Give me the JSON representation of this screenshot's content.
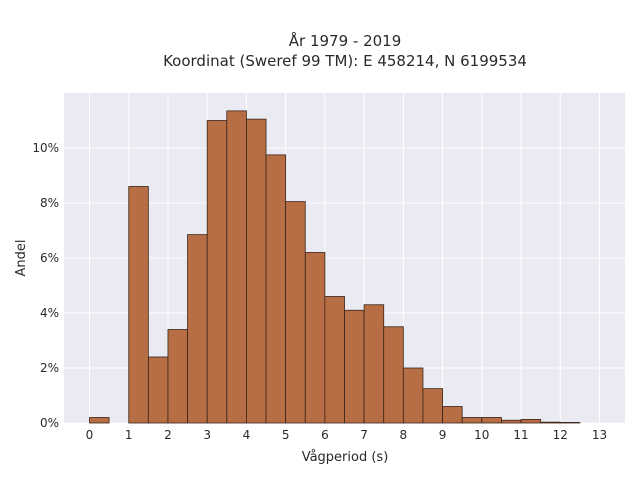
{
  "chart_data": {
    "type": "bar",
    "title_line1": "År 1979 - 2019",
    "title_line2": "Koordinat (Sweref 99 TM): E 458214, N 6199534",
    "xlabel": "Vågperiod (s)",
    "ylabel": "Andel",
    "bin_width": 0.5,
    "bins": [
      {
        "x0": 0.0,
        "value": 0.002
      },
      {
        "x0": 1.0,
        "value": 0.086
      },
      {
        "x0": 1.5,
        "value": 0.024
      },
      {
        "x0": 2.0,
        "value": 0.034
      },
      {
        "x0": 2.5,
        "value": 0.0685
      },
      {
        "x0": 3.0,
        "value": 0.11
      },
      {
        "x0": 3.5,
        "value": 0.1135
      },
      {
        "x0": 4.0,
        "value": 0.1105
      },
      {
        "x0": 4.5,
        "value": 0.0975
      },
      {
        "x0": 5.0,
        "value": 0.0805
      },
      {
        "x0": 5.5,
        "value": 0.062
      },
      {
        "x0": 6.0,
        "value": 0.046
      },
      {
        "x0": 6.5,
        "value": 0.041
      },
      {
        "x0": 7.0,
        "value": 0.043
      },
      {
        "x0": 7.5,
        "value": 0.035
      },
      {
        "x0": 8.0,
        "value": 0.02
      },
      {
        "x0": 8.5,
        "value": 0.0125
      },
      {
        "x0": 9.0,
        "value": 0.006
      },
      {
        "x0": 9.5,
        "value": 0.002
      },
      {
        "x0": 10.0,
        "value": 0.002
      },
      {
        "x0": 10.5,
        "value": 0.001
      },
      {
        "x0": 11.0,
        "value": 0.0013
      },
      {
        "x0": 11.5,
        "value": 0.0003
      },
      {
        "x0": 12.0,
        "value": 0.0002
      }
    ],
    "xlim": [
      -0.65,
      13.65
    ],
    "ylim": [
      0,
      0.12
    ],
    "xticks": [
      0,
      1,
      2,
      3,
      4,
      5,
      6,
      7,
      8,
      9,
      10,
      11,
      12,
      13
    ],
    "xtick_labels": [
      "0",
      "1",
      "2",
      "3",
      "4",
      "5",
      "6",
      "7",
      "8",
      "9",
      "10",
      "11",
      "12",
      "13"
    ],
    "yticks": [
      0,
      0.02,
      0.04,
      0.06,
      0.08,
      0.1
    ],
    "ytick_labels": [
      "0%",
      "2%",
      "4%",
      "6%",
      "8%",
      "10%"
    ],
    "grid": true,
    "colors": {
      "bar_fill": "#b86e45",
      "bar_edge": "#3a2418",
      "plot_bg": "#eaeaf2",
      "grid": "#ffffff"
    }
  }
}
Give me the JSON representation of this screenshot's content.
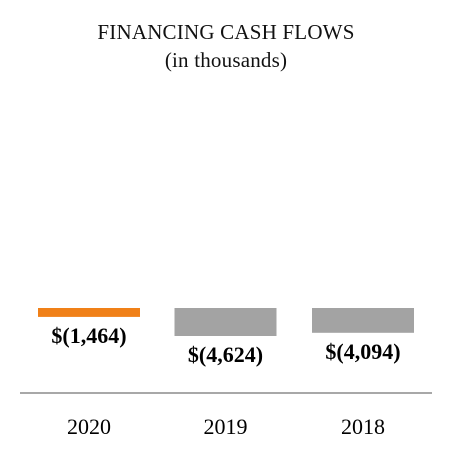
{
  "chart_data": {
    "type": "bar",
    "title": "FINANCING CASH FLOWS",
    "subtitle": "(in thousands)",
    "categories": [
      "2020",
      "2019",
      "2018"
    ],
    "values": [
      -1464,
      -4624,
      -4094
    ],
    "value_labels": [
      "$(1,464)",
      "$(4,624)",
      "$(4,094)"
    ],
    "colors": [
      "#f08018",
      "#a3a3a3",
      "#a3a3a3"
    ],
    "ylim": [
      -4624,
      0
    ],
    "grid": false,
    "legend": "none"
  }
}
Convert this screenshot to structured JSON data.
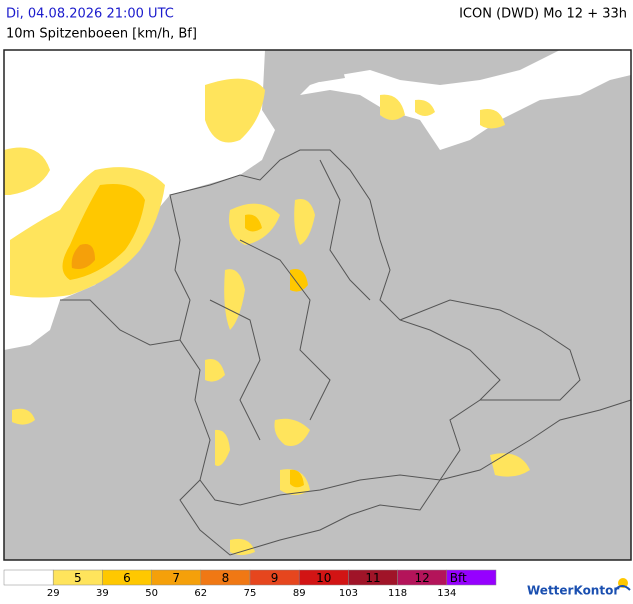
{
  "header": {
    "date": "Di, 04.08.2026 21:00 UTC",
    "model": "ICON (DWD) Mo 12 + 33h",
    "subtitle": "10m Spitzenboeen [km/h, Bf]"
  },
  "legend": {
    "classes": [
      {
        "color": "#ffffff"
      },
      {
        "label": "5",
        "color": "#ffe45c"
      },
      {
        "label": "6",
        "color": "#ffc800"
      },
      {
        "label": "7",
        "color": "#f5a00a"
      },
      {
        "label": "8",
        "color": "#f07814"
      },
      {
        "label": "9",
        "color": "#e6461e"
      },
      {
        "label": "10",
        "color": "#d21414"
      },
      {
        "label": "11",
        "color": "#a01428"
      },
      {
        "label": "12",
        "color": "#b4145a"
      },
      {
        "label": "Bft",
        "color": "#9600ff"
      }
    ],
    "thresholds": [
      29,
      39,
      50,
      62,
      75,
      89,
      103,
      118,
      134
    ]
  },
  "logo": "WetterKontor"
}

☆ ☆ ☆

EXERCISE AIM »
Output the entries above exactly. Drop the pictures.

EXPECTED OUTPUT »
Give me the JSON representation of this screenshot's content.
{
  "chart_data": {
    "type": "bar",
    "title_line1": "År 1979 - 2019",
    "title_line2": "Koordinat (Sweref 99 TM): E 458214, N 6199534",
    "xlabel": "Vågperiod (s)",
    "ylabel": "Andel",
    "bin_width": 0.5,
    "bins": [
      {
        "x0": 0.0,
        "value": 0.002
      },
      {
        "x0": 1.0,
        "value": 0.086
      },
      {
        "x0": 1.5,
        "value": 0.024
      },
      {
        "x0": 2.0,
        "value": 0.034
      },
      {
        "x0": 2.5,
        "value": 0.0685
      },
      {
        "x0": 3.0,
        "value": 0.11
      },
      {
        "x0": 3.5,
        "value": 0.1135
      },
      {
        "x0": 4.0,
        "value": 0.1105
      },
      {
        "x0": 4.5,
        "value": 0.0975
      },
      {
        "x0": 5.0,
        "value": 0.0805
      },
      {
        "x0": 5.5,
        "value": 0.062
      },
      {
        "x0": 6.0,
        "value": 0.046
      },
      {
        "x0": 6.5,
        "value": 0.041
      },
      {
        "x0": 7.0,
        "value": 0.043
      },
      {
        "x0": 7.5,
        "value": 0.035
      },
      {
        "x0": 8.0,
        "value": 0.02
      },
      {
        "x0": 8.5,
        "value": 0.0125
      },
      {
        "x0": 9.0,
        "value": 0.006
      },
      {
        "x0": 9.5,
        "value": 0.002
      },
      {
        "x0": 10.0,
        "value": 0.002
      },
      {
        "x0": 10.5,
        "value": 0.001
      },
      {
        "x0": 11.0,
        "value": 0.0013
      },
      {
        "x0": 11.5,
        "value": 0.0003
      },
      {
        "x0": 12.0,
        "value": 0.0002
      }
    ],
    "xlim": [
      -0.65,
      13.65
    ],
    "ylim": [
      0,
      0.12
    ],
    "xticks": [
      0,
      1,
      2,
      3,
      4,
      5,
      6,
      7,
      8,
      9,
      10,
      11,
      12,
      13
    ],
    "xtick_labels": [
      "0",
      "1",
      "2",
      "3",
      "4",
      "5",
      "6",
      "7",
      "8",
      "9",
      "10",
      "11",
      "12",
      "13"
    ],
    "yticks": [
      0,
      0.02,
      0.04,
      0.06,
      0.08,
      0.1
    ],
    "ytick_labels": [
      "0%",
      "2%",
      "4%",
      "6%",
      "8%",
      "10%"
    ],
    "grid": true,
    "colors": {
      "bar_fill": "#b86e45",
      "bar_edge": "#3a2418",
      "plot_bg": "#eaeaf2",
      "grid": "#ffffff"
    }
  }
}
Give me the JSON representation of this screenshot's content.
{
  "chart_data": {
    "type": "bar",
    "title": "FINANCING CASH FLOWS",
    "subtitle": "(in thousands)",
    "categories": [
      "2020",
      "2019",
      "2018"
    ],
    "values": [
      -1464,
      -4624,
      -4094
    ],
    "value_labels": [
      "$(1,464)",
      "$(4,624)",
      "$(4,094)"
    ],
    "colors": [
      "#f08018",
      "#a3a3a3",
      "#a3a3a3"
    ],
    "ylim": [
      -4624,
      0
    ],
    "grid": false,
    "legend": "none"
  }
}
Convert this screenshot to structured JSON data.
{
  "header": {
    "date": "Di, 04.08.2026 21:00 UTC",
    "model": "ICON (DWD) Mo 12 + 33h",
    "subtitle": "10m Spitzenboeen [km/h, Bf]"
  },
  "legend": {
    "classes": [
      {
        "color": "#ffffff"
      },
      {
        "label": "5",
        "color": "#ffe45c"
      },
      {
        "label": "6",
        "color": "#ffc800"
      },
      {
        "label": "7",
        "color": "#f5a00a"
      },
      {
        "label": "8",
        "color": "#f07814"
      },
      {
        "label": "9",
        "color": "#e6461e"
      },
      {
        "label": "10",
        "color": "#d21414"
      },
      {
        "label": "11",
        "color": "#a01428"
      },
      {
        "label": "12",
        "color": "#b4145a"
      },
      {
        "label": "Bft",
        "color": "#9600ff"
      }
    ],
    "thresholds": [
      29,
      39,
      50,
      62,
      75,
      89,
      103,
      118,
      134
    ]
  },
  "logo": "WetterKontor"
}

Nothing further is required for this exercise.